Written exercise →
Look through the records that follow. Copy every line containing the word "structured".

Rows →
= = =
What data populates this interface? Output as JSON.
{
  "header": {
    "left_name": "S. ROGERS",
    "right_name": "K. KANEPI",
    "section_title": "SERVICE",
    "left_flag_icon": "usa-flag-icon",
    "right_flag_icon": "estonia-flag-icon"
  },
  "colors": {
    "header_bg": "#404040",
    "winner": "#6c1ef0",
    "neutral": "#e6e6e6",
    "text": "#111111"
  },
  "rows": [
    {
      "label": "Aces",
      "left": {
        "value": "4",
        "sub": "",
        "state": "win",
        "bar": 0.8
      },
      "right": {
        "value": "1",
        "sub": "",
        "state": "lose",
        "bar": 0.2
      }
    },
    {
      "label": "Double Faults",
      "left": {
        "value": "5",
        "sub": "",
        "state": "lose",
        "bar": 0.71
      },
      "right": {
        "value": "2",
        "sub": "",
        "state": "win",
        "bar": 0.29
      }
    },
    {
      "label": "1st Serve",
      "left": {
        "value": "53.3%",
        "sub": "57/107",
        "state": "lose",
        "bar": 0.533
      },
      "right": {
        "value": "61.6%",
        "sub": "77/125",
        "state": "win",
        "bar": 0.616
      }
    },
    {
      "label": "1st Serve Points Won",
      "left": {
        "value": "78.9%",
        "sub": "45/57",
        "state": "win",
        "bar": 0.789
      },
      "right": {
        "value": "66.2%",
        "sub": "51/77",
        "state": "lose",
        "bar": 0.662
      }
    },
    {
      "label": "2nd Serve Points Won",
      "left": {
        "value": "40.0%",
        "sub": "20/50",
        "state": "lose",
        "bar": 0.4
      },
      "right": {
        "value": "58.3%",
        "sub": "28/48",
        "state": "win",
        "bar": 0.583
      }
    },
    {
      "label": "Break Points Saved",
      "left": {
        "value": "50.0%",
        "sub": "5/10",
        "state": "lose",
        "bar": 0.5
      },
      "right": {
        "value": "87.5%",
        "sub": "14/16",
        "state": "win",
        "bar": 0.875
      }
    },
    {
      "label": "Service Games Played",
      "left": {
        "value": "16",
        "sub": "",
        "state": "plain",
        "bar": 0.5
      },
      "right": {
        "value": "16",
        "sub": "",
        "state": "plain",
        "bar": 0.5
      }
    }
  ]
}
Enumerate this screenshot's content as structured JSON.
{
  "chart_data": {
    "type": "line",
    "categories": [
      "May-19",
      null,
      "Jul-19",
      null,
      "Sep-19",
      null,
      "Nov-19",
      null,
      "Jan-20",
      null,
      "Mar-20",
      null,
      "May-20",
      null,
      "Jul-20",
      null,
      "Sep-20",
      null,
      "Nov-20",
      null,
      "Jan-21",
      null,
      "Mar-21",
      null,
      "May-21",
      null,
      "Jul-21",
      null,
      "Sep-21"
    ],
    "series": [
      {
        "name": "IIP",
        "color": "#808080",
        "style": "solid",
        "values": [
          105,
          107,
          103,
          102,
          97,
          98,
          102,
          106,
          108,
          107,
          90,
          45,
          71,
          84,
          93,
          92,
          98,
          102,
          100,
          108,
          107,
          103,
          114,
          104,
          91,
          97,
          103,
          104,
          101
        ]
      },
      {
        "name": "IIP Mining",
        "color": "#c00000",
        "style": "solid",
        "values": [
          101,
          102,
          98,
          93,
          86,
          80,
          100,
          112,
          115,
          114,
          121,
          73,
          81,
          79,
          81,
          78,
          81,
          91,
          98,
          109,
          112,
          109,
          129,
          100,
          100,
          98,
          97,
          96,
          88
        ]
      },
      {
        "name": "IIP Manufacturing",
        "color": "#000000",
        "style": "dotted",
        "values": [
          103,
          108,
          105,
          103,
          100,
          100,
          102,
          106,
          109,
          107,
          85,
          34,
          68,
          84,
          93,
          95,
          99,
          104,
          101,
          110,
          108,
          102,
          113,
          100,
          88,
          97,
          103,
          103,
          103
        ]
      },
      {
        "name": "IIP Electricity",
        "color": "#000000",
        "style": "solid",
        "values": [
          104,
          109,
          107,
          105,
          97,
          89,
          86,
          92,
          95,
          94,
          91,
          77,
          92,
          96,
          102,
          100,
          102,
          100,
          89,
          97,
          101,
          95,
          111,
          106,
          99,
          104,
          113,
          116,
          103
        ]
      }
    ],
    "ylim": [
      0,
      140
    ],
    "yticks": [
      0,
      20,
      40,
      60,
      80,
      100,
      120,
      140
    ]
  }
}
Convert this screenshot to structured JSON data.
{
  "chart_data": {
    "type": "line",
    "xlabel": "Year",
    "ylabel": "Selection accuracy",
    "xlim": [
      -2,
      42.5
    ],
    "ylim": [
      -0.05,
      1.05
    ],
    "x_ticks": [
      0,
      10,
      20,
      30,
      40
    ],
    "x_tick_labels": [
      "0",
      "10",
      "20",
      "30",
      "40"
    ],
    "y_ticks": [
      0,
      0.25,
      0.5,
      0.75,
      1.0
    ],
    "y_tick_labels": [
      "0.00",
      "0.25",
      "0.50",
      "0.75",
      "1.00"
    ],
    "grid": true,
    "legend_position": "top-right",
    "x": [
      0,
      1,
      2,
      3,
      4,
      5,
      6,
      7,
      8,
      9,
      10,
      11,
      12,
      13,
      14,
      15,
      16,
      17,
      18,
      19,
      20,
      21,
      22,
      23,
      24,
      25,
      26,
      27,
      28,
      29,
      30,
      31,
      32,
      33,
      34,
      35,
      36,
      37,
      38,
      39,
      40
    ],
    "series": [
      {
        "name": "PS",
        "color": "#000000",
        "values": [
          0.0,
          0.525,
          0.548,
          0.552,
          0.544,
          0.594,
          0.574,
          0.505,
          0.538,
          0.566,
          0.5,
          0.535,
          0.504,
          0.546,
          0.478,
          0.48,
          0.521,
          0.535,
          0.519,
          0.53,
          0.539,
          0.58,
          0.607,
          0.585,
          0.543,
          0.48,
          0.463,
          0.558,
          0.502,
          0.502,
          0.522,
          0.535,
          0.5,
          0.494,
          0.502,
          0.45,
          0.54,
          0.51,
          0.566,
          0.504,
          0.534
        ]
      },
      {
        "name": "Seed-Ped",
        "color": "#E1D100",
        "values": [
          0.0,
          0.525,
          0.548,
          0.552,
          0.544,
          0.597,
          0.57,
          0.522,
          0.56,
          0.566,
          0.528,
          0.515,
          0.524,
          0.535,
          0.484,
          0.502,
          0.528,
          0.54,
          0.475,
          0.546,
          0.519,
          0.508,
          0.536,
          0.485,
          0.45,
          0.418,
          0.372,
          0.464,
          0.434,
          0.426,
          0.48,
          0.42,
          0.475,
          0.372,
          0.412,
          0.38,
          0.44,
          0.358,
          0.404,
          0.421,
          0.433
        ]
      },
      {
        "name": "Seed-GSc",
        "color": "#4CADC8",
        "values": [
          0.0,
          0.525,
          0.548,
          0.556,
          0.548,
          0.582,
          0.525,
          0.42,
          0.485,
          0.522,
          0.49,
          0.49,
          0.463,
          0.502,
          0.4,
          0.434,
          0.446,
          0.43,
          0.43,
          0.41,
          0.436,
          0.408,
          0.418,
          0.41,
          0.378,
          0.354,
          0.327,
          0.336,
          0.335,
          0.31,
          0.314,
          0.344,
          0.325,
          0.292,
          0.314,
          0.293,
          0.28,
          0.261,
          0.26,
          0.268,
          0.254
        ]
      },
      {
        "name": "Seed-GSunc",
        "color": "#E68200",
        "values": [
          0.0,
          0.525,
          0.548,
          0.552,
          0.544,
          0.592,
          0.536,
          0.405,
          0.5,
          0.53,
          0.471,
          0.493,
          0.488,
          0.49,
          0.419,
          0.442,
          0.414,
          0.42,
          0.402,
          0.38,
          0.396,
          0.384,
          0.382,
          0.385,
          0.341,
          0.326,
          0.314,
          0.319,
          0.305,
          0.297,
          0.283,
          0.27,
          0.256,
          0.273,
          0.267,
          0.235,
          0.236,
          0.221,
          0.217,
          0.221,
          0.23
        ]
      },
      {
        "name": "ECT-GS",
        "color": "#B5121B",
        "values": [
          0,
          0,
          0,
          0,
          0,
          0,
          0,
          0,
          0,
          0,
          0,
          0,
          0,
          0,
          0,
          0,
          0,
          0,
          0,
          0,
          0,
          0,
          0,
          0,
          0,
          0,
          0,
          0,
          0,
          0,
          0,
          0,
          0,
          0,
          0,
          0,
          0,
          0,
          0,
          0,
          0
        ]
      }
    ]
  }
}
= = =
Response to the task →
Enumerate this screenshot's content as structured JSON.
Convert this screenshot to structured JSON data.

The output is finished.